- Aim
Pull out every line of the listing below where "информация" appears.

# Extracted entries start

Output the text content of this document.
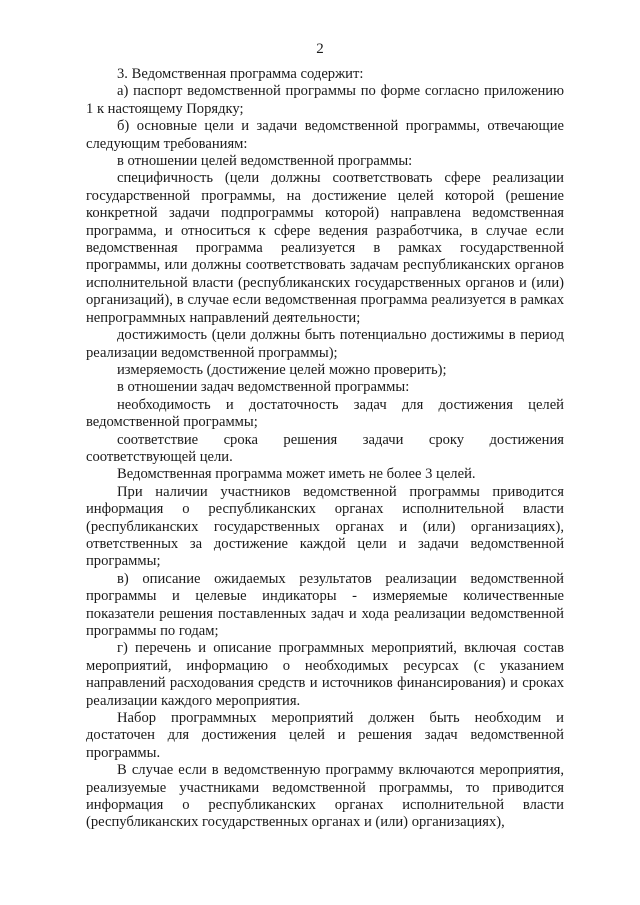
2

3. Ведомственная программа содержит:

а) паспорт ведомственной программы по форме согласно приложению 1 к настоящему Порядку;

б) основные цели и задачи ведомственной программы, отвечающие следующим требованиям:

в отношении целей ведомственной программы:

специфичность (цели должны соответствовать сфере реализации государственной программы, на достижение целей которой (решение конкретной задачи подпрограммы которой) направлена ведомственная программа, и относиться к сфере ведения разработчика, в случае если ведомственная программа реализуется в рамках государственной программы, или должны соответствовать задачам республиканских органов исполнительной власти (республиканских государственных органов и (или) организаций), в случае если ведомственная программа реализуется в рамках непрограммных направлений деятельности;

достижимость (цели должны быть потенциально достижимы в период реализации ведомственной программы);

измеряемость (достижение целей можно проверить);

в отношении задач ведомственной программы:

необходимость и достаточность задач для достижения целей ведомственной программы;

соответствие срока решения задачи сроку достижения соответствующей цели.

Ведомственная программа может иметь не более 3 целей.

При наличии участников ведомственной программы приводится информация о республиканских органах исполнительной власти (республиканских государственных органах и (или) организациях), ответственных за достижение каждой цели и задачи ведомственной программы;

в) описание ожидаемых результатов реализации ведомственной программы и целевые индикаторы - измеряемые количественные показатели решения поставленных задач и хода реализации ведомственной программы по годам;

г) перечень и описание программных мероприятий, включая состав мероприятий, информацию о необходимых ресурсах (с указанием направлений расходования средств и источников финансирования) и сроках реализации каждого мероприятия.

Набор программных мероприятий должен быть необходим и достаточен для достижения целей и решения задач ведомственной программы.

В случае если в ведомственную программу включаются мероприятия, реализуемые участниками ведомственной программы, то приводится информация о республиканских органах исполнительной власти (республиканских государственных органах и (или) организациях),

# Extracted entries end

- Result of the task
При наличии участников ведомственной программы приводится информация о республиканских органах исполнительной власти (республиканских государственных органах и (или) организациях), ответственных за достижение каждой цели и задачи ведомственной программы;
В случае если в ведомственную программу включаются мероприятия, реализуемые участниками ведомственной программы, то приводится информация о республиканских органах исполнительной власти (республиканских государственных органах и (или) организациях),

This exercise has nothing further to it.